→ Exercise aim
How many lines in these records hold the string "this"? Reply with the number alone.

→ Supplied data
○ ○ ○
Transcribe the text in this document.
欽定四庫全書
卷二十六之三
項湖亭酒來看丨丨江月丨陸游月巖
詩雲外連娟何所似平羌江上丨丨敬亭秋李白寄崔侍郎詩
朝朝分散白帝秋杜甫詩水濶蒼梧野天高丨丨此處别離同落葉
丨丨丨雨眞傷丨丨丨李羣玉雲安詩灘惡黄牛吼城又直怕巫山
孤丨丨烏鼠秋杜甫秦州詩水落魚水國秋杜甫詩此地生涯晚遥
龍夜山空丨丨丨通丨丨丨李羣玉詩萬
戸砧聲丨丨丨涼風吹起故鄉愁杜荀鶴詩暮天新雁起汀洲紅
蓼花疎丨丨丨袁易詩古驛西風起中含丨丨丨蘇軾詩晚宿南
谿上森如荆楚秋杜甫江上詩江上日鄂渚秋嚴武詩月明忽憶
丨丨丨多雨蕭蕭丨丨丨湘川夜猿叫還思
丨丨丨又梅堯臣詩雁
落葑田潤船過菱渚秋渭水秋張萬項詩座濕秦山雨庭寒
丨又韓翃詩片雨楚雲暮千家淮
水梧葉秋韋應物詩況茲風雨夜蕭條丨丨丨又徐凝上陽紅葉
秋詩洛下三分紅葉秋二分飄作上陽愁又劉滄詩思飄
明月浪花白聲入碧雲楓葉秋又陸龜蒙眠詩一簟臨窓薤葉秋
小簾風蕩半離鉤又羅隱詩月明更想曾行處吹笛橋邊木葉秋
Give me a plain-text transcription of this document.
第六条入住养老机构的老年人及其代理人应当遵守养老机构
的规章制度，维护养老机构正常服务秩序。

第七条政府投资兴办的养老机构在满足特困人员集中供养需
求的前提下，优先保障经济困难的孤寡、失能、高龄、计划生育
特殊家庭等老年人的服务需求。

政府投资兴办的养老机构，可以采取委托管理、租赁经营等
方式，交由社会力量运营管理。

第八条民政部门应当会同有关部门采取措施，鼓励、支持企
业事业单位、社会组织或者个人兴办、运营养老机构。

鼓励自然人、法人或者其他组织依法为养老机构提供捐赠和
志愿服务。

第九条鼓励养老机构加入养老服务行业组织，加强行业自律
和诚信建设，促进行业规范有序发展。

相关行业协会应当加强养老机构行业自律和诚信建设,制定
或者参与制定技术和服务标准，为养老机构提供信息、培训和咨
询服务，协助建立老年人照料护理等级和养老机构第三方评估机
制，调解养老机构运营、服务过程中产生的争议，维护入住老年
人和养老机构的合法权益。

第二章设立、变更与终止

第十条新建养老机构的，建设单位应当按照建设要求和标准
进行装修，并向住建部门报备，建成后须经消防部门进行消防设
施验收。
○ ○ ○
→ Task response
2